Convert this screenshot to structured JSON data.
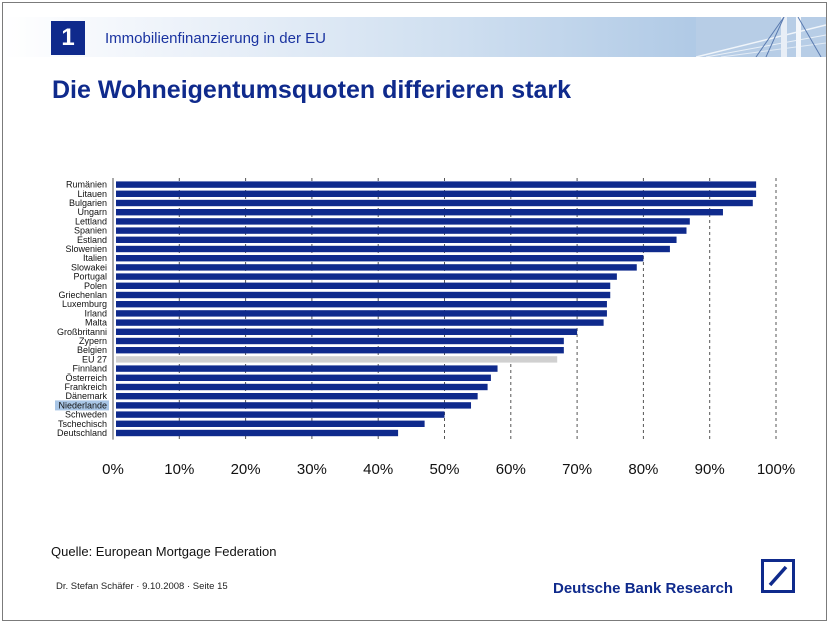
{
  "header": {
    "chapter_number": "1",
    "chapter_title": "Immobilienfinanzierung in der EU"
  },
  "title": "Die Wohneigentumsquoten differieren stark",
  "colors": {
    "bar": "#0f2a8c",
    "highlight_bar": "#d0d0d0",
    "label_highlight_bg": "#a9c6e6",
    "brand": "#0f2a8c"
  },
  "chart_data": {
    "type": "bar",
    "orientation": "horizontal",
    "categories": [
      "Rumänien",
      "Litauen",
      "Bulgarien",
      "Ungarn",
      "Lettland",
      "Spanien",
      "Estland",
      "Slowenien",
      "Italien",
      "Slowakei",
      "Portugal",
      "Polen",
      "Griechenlan",
      "Luxemburg",
      "Irland",
      "Malta",
      "Großbritanni",
      "Zypern",
      "Belgien",
      "EU 27",
      "Finnland",
      "Österreich",
      "Frankreich",
      "Dänemark",
      "Niederlande",
      "Schweden",
      "Tschechisch",
      "Deutschland"
    ],
    "values": [
      97,
      97,
      96.5,
      92,
      87,
      86.5,
      85,
      84,
      80,
      79,
      76,
      75,
      75,
      74.5,
      74.5,
      74,
      70,
      68,
      68,
      67,
      58,
      57,
      56.5,
      55,
      54,
      50,
      47,
      43
    ],
    "highlight_bar": "EU 27",
    "highlight_label": "Niederlande",
    "xlim": [
      0,
      100
    ],
    "x_ticks": [
      "0%",
      "10%",
      "20%",
      "30%",
      "40%",
      "50%",
      "60%",
      "70%",
      "80%",
      "90%",
      "100%"
    ],
    "grid": "vertical dashed",
    "legend": "none",
    "xlabel": "",
    "ylabel": ""
  },
  "source_note": "Quelle: European Mortgage Federation",
  "footer": {
    "author_line": "Dr. Stefan Schäfer · 9.10.2008 · Seite 15",
    "brand": "Deutsche Bank Research"
  }
}
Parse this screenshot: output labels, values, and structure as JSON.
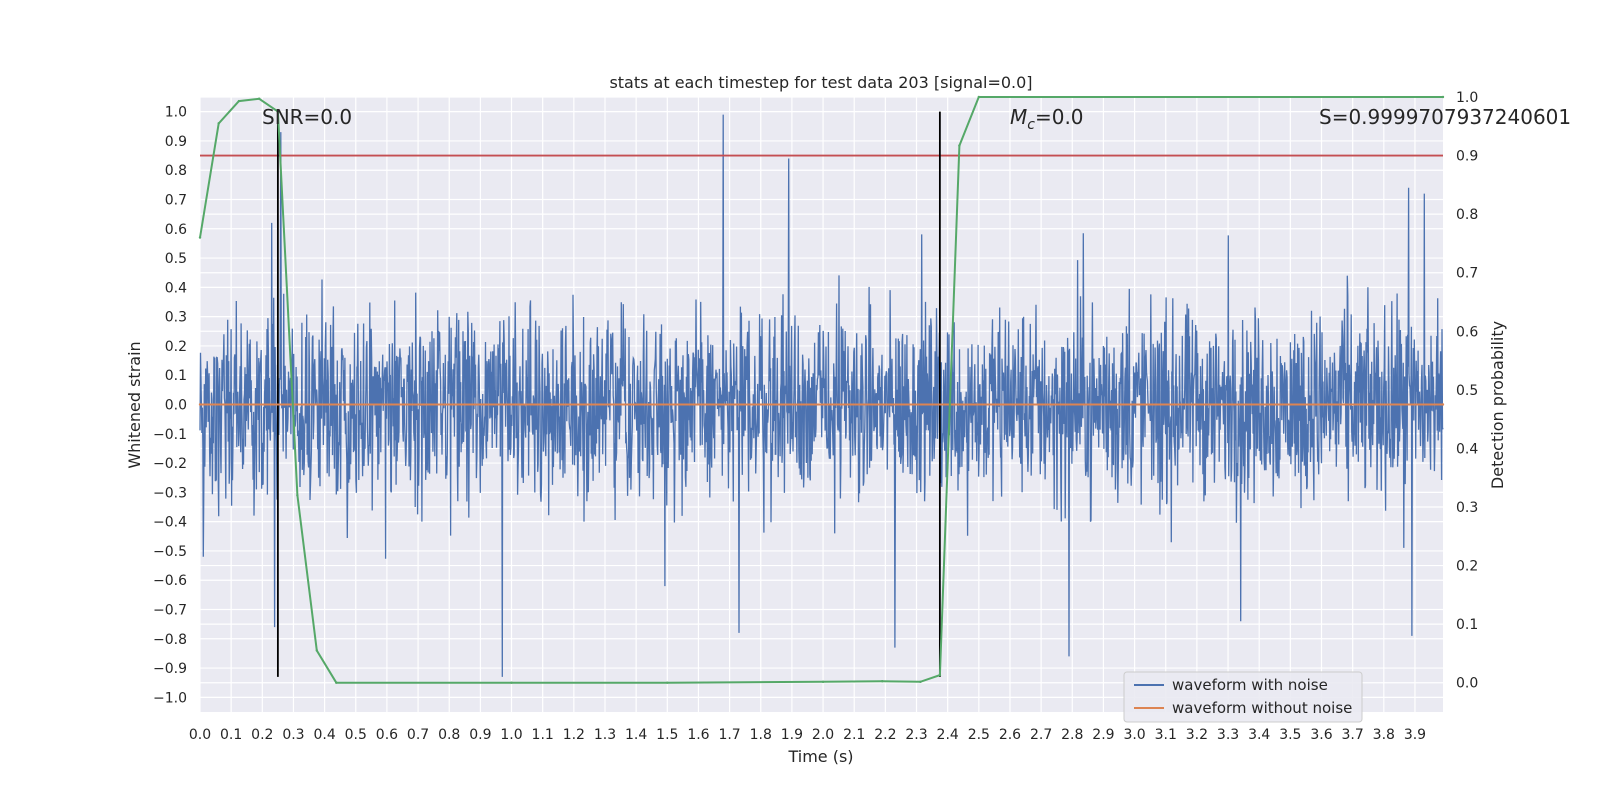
{
  "chart_data": {
    "type": "line",
    "title": "stats at each timestep for test data 203 [signal=0.0]",
    "xlabel": "Time (s)",
    "ylabel": "Whitened strain",
    "y2label": "Detection probability",
    "xlim": [
      0.0,
      3.99
    ],
    "ylim": [
      -1.05,
      1.05
    ],
    "y2lim": [
      -0.05,
      1.0
    ],
    "x_ticks": [
      0.0,
      0.1,
      0.2,
      0.3,
      0.4,
      0.5,
      0.6,
      0.7,
      0.8,
      0.9,
      1.0,
      1.1,
      1.2,
      1.3,
      1.4,
      1.5,
      1.6,
      1.7,
      1.8,
      1.9,
      2.0,
      2.1,
      2.2,
      2.3,
      2.4,
      2.5,
      2.6,
      2.7,
      2.8,
      2.9,
      3.0,
      3.1,
      3.2,
      3.3,
      3.4,
      3.5,
      3.6,
      3.7,
      3.8,
      3.9
    ],
    "x_tick_labels": [
      "0.0",
      "0.1",
      "0.2",
      "0.3",
      "0.4",
      "0.5",
      "0.6",
      "0.7",
      "0.8",
      "0.9",
      "1.0",
      "1.1",
      "1.2",
      "1.3",
      "1.4",
      "1.5",
      "1.6",
      "1.7",
      "1.8",
      "1.9",
      "2.0",
      "2.1",
      "2.2",
      "2.3",
      "2.4",
      "2.5",
      "2.6",
      "2.7",
      "2.8",
      "2.9",
      "3.0",
      "3.1",
      "3.2",
      "3.3",
      "3.4",
      "3.5",
      "3.6",
      "3.7",
      "3.8",
      "3.9"
    ],
    "y_ticks": [
      1.0,
      0.9,
      0.8,
      0.7,
      0.6,
      0.5,
      0.4,
      0.3,
      0.2,
      0.1,
      0.0,
      -0.1,
      -0.2,
      -0.3,
      -0.4,
      -0.5,
      -0.6,
      -0.7,
      -0.8,
      -0.9,
      -1.0
    ],
    "y_tick_labels": [
      "1.0",
      "0.9",
      "0.8",
      "0.7",
      "0.6",
      "0.5",
      "0.4",
      "0.3",
      "0.2",
      "0.1",
      "0.0",
      "−0.1",
      "−0.2",
      "−0.3",
      "−0.4",
      "−0.5",
      "−0.6",
      "−0.7",
      "−0.8",
      "−0.9",
      "−1.0"
    ],
    "y2_ticks": [
      1.0,
      0.9,
      0.8,
      0.7,
      0.6,
      0.5,
      0.4,
      0.3,
      0.2,
      0.1,
      0.0
    ],
    "y2_tick_labels": [
      "1.0",
      "0.9",
      "0.8",
      "0.7",
      "0.6",
      "0.5",
      "0.4",
      "0.3",
      "0.2",
      "0.1",
      "0.0"
    ],
    "grid": true,
    "legend_position": "lower-right",
    "annotations": [
      {
        "text": "SNR=0.0",
        "x": 0.2
      },
      {
        "text": "=0.0",
        "math_symbol": "M",
        "math_sub": "c",
        "x": 2.6
      },
      {
        "text": "S=0.9999707937240601",
        "x": 3.6
      }
    ],
    "series": [
      {
        "name": "waveform with noise",
        "color": "#4c72b0",
        "axis": "left",
        "kind": "noise",
        "envelope_typical": 0.4,
        "peaks": [
          {
            "x": 0.01,
            "y": 0.55
          },
          {
            "x": 0.01,
            "y": -0.52
          },
          {
            "x": 0.26,
            "y": 0.93
          },
          {
            "x": 0.24,
            "y": -0.76
          },
          {
            "x": 0.23,
            "y": 0.62
          },
          {
            "x": 0.97,
            "y": -0.93
          },
          {
            "x": 1.68,
            "y": 0.99
          },
          {
            "x": 1.89,
            "y": 0.84
          },
          {
            "x": 1.73,
            "y": -0.78
          },
          {
            "x": 2.23,
            "y": -0.83
          },
          {
            "x": 2.79,
            "y": -0.86
          },
          {
            "x": 3.34,
            "y": -0.74
          },
          {
            "x": 3.88,
            "y": 0.74
          },
          {
            "x": 3.93,
            "y": 0.72
          },
          {
            "x": 3.89,
            "y": -0.79
          }
        ]
      },
      {
        "name": "waveform without noise",
        "color": "#dd8452",
        "axis": "left",
        "x": [
          0.0,
          3.99
        ],
        "y": [
          0.0,
          0.0
        ]
      },
      {
        "color": "#55a868",
        "axis": "right",
        "x": [
          0.0,
          0.06,
          0.125,
          0.19,
          0.25,
          0.3125,
          0.375,
          0.4375,
          1.0,
          1.5,
          2.0,
          2.19,
          2.3125,
          2.375,
          2.4375,
          2.5,
          3.99
        ],
        "y": [
          0.76,
          0.955,
          0.993,
          0.997,
          0.975,
          0.32,
          0.055,
          0.0,
          0.0,
          0.0,
          0.0015,
          0.0025,
          0.0015,
          0.013,
          0.917,
          1.0,
          1.0
        ]
      }
    ],
    "reference_lines": [
      {
        "orientation": "horizontal",
        "axis": "right",
        "y": 0.9,
        "color": "#c44e52"
      },
      {
        "orientation": "vertical",
        "x": 0.25,
        "y_from": -0.93,
        "y_to": 1.0,
        "color": "#000000"
      },
      {
        "orientation": "vertical",
        "x": 2.375,
        "y_from": -0.93,
        "y_to": 1.0,
        "color": "#000000"
      }
    ]
  }
}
====
# [The problem]
In the entries above, find every line holding the word "values" and copy it out.

# [Answer to this exercise]
    "values": [
Parse this screenshot: output labels, values, and structure as JSON.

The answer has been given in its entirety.